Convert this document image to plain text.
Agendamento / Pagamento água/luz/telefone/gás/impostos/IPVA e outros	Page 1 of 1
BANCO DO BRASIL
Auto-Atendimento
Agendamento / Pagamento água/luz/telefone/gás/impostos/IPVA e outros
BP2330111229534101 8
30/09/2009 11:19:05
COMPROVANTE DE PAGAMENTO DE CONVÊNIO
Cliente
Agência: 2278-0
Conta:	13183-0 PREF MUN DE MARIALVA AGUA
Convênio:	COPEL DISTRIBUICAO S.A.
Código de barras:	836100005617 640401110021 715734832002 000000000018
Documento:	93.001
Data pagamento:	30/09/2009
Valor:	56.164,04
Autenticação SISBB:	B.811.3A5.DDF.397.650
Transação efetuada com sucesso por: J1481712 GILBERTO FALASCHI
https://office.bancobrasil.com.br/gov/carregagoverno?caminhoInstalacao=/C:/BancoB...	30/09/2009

##############################

Problem requirements »
Could you reproduce every record above exactly as it appears?

In response »
Convert this document image to plain text.
Agendamento / Pagamento água/luz/telefone/gás/impostos/IPVA e outros	Page 1 of 1
BANCO DO BRASIL
Auto-Atendimento
Agendamento / Pagamento água/luz/telefone/gás/impostos/IPVA e outros
BP2330111229534101 8
30/09/2009 11:19:05
COMPROVANTE DE PAGAMENTO DE CONVÊNIO
Cliente
Agência: 2278-0
Conta:	13183-0 PREF MUN DE MARIALVA AGUA
Convênio:	COPEL DISTRIBUICAO S.A.
Código de barras:	836100005617 640401110021 715734832002 000000000018
Documento:	93.001
Data pagamento:	30/09/2009
Valor:	56.164,04
Autenticação SISBB:	B.811.3A5.DDF.397.650
Transação efetuada com sucesso por: J1481712 GILBERTO FALASCHI
https://office.bancobrasil.com.br/gov/carregagoverno?caminhoInstalacao=/C:/BancoB...	30/09/2009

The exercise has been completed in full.